# [REQUIREMENTS]
Restate the listing that follows word for word, without its pictures.

Figure content listings:
## START
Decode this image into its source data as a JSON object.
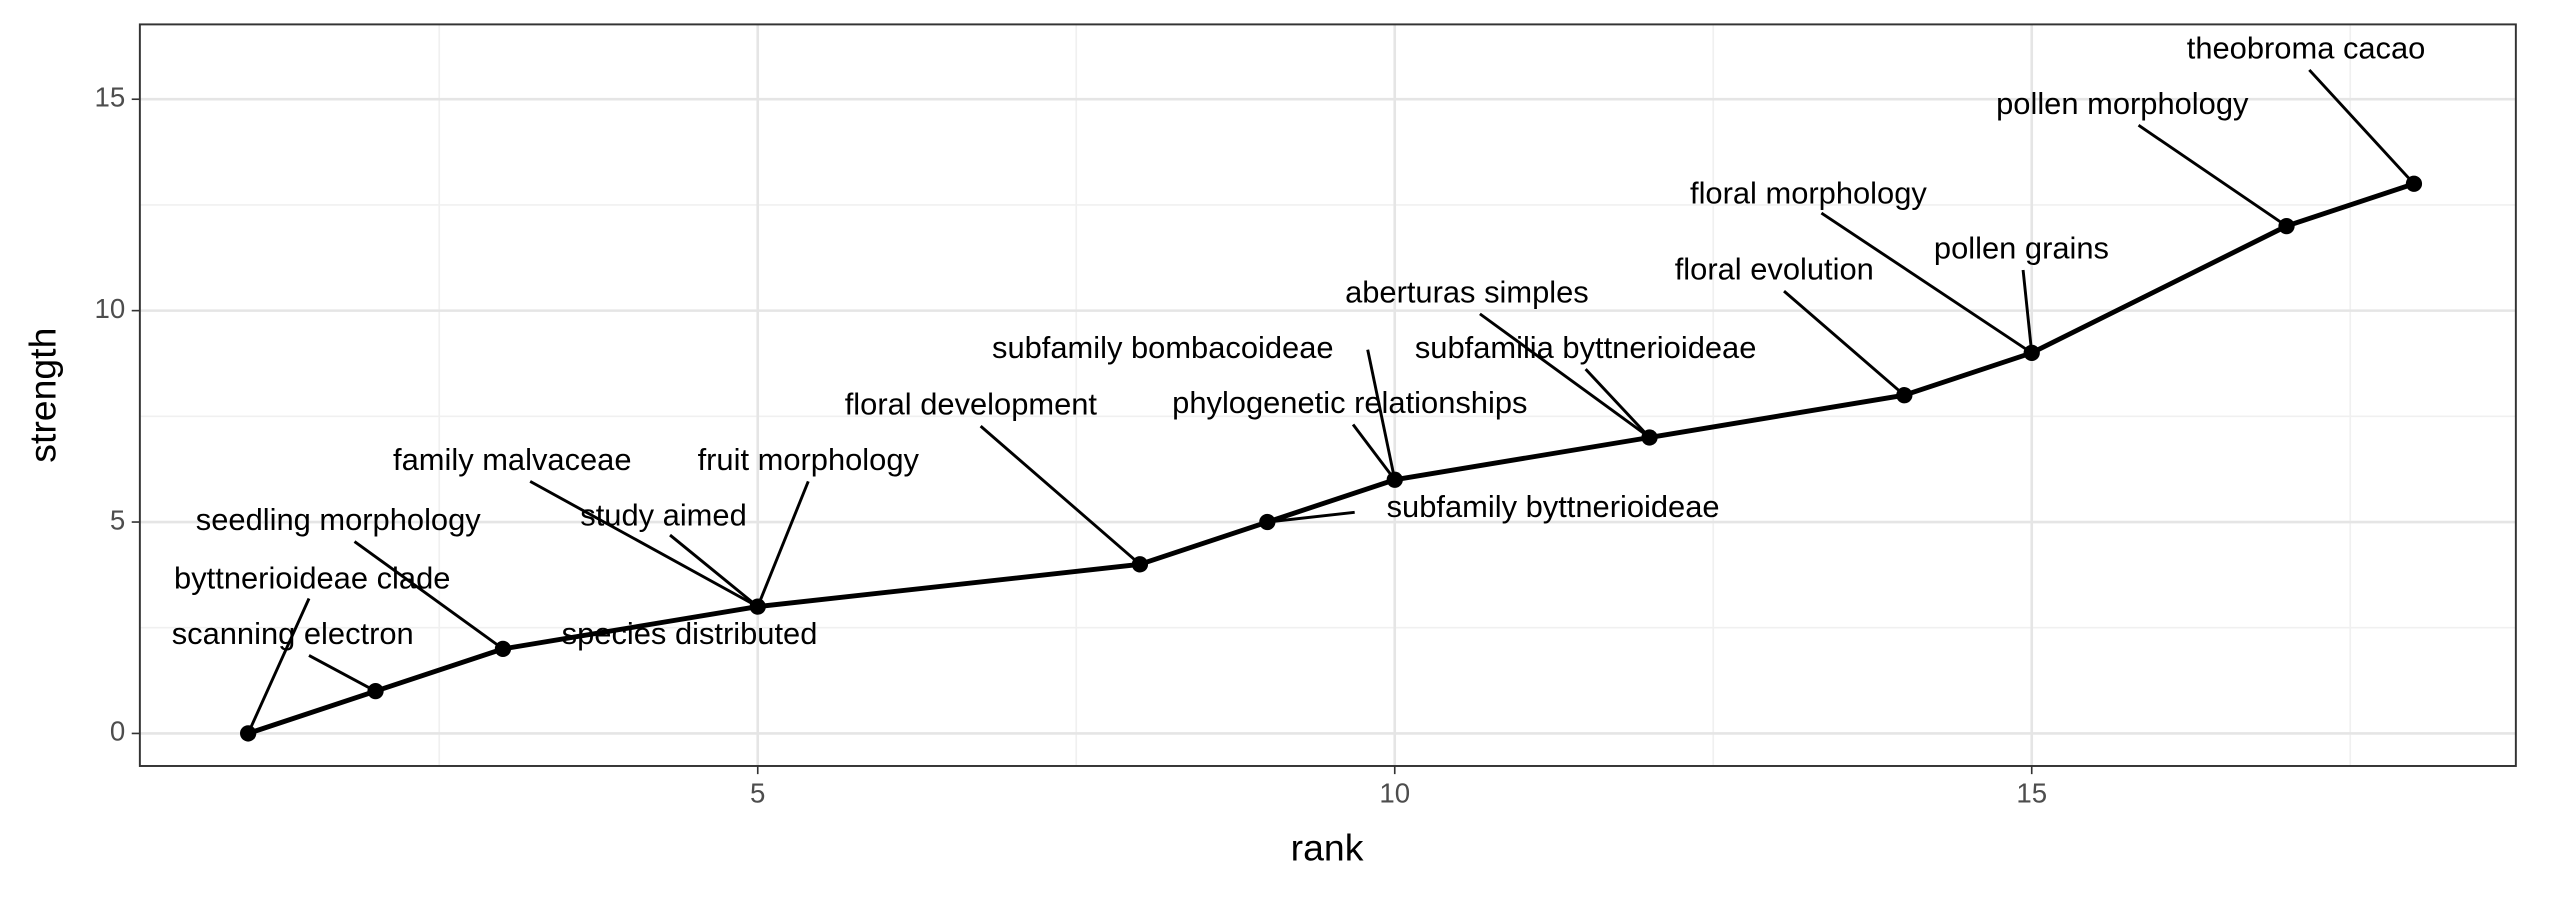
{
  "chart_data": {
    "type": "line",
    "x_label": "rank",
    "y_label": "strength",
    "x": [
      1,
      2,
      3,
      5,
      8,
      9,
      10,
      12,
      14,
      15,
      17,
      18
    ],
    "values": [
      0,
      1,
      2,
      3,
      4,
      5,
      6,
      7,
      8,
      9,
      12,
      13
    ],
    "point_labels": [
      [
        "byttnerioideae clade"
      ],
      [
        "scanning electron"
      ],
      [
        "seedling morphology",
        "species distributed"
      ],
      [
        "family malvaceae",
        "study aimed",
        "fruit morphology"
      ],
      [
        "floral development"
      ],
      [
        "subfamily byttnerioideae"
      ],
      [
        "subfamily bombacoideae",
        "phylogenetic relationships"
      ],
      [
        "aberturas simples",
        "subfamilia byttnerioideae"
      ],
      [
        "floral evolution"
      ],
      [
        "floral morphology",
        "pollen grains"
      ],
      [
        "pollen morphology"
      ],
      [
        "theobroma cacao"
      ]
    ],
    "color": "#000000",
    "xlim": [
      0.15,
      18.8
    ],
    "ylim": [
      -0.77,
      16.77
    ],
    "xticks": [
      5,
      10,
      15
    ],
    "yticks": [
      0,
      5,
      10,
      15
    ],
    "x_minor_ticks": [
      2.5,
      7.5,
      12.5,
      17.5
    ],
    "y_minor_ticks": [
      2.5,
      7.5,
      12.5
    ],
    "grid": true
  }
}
## END
# [COMPLETED EXERCISE]
Decode this image into its source data as a JSON object.
{
  "chart_data": {
    "type": "line",
    "x_label": "rank",
    "y_label": "strength",
    "x": [
      1,
      2,
      3,
      5,
      8,
      9,
      10,
      12,
      14,
      15,
      17,
      18
    ],
    "values": [
      0,
      1,
      2,
      3,
      4,
      5,
      6,
      7,
      8,
      9,
      12,
      13
    ],
    "point_labels": [
      [
        "byttnerioideae clade"
      ],
      [
        "scanning electron"
      ],
      [
        "seedling morphology",
        "species distributed"
      ],
      [
        "family malvaceae",
        "study aimed",
        "fruit morphology"
      ],
      [
        "floral development"
      ],
      [
        "subfamily byttnerioideae"
      ],
      [
        "subfamily bombacoideae",
        "phylogenetic relationships"
      ],
      [
        "aberturas simples",
        "subfamilia byttnerioideae"
      ],
      [
        "floral evolution"
      ],
      [
        "floral morphology",
        "pollen grains"
      ],
      [
        "pollen morphology"
      ],
      [
        "theobroma cacao"
      ]
    ],
    "color": "#000000",
    "xlim": [
      0.15,
      18.8
    ],
    "ylim": [
      -0.77,
      16.77
    ],
    "xticks": [
      5,
      10,
      15
    ],
    "yticks": [
      0,
      5,
      10,
      15
    ],
    "x_minor_ticks": [
      2.5,
      7.5,
      12.5,
      17.5
    ],
    "y_minor_ticks": [
      2.5,
      7.5,
      12.5
    ],
    "grid": true
  }
}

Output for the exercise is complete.